▶ Your task: Your reply should be the entries, output word for word, with each picture omitted.

Available records START

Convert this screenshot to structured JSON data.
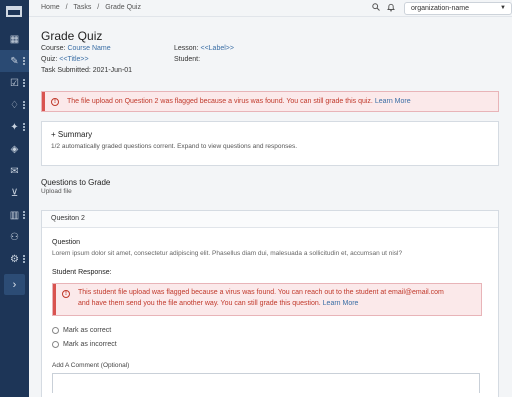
{
  "breadcrumb": [
    "Home",
    "/",
    "Tasks",
    "/",
    "Grade Quiz"
  ],
  "org": {
    "name": "organization-name"
  },
  "page": {
    "title": "Grade Quiz",
    "course_label": "Course:",
    "course_value": "Course Name",
    "lesson_label": "Lesson:",
    "lesson_value": "<<Label>>",
    "quiz_label": "Quiz:",
    "quiz_value": "<<Title>>",
    "student_label": "Student:",
    "student_value": "",
    "submitted_label": "Task Submitted:",
    "submitted_value": "2021-Jun-01"
  },
  "alert_top": {
    "text": "The file upload on Question 2 was flagged because a virus was found. You can still grade this quiz.",
    "link": "Learn More"
  },
  "summary": {
    "title": "+ Summary",
    "desc": "1/2 automatically graded questions corrent. Expand to view questions and responses."
  },
  "section": {
    "title": "Questions to Grade",
    "subtitle": "Upload file"
  },
  "question": {
    "header": "Quesiton 2",
    "label": "Question",
    "text": "Lorem ipsum dolor sit amet, consectetur adipiscing elit. Phasellus diam dui, malesuada a sollicitudin et, accumsan ut nisl?",
    "response_label": "Student Response:",
    "alert_line1": "This student file upload was flagged because a virus was found. You can reach out to the student at email@email.com",
    "alert_line2": "and have them send you the file another way. You can still grade this question.",
    "alert_link": "Learn More",
    "mark_correct": "Mark as correct",
    "mark_incorrect": "Mark as incorrect",
    "comment_label": "Add A Comment (Optional)"
  },
  "icons": {
    "search": "search-icon",
    "bell": "bell-icon",
    "caret": "chevron-down-icon"
  },
  "colors": {
    "sidebar": "#1d3557",
    "alert_bg": "#fbe9ea",
    "alert_text": "#c0392b",
    "link": "#3a6ea5"
  }
}
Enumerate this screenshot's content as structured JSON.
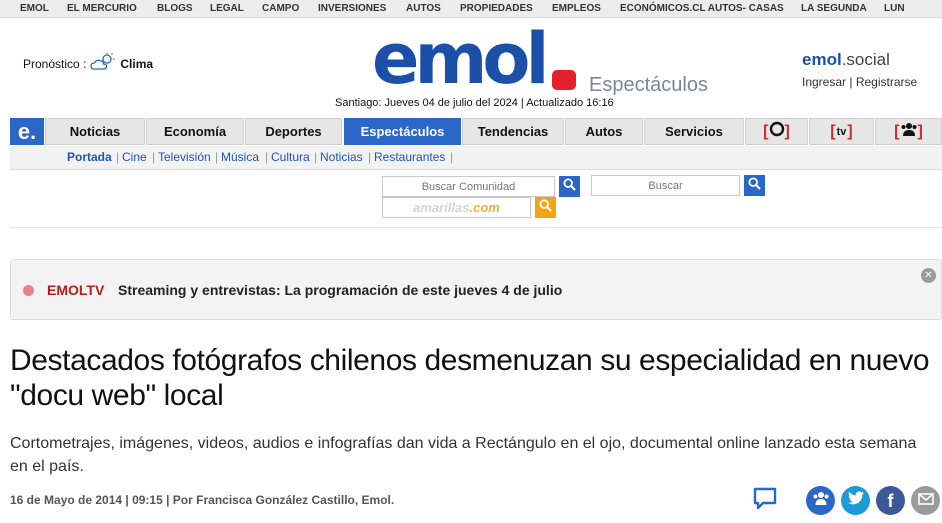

Available records END

▶ Solved exercise:
Convert this screenshot to structured JSON data.
{
  "breadcrumb": [
    "Home",
    "/",
    "Tasks",
    "/",
    "Grade Quiz"
  ],
  "org": {
    "name": "organization-name"
  },
  "page": {
    "title": "Grade Quiz",
    "course_label": "Course:",
    "course_value": "Course Name",
    "lesson_label": "Lesson:",
    "lesson_value": "<<Label>>",
    "quiz_label": "Quiz:",
    "quiz_value": "<<Title>>",
    "student_label": "Student:",
    "student_value": "",
    "submitted_label": "Task Submitted:",
    "submitted_value": "2021-Jun-01"
  },
  "alert_top": {
    "text": "The file upload on Question 2 was flagged because a virus was found. You can still grade this quiz.",
    "link": "Learn More"
  },
  "summary": {
    "title": "+ Summary",
    "desc": "1/2 automatically graded questions corrent. Expand to view questions and responses."
  },
  "section": {
    "title": "Questions to Grade",
    "subtitle": "Upload file"
  },
  "question": {
    "header": "Quesiton 2",
    "label": "Question",
    "text": "Lorem ipsum dolor sit amet, consectetur adipiscing elit. Phasellus diam dui, malesuada a sollicitudin et, accumsan ut nisl?",
    "response_label": "Student Response:",
    "alert_line1": "This student file upload was flagged because a virus was found. You can reach out to the student at email@email.com",
    "alert_line2": "and have them send you the file another way. You can still grade this question.",
    "alert_link": "Learn More",
    "mark_correct": "Mark as correct",
    "mark_incorrect": "Mark as incorrect",
    "comment_label": "Add A Comment (Optional)"
  },
  "icons": {
    "search": "search-icon",
    "bell": "bell-icon",
    "caret": "chevron-down-icon"
  },
  "colors": {
    "sidebar": "#1d3557",
    "alert_bg": "#fbe9ea",
    "alert_text": "#c0392b",
    "link": "#3a6ea5"
  }
}
Enumerate this screenshot's content as structured JSON.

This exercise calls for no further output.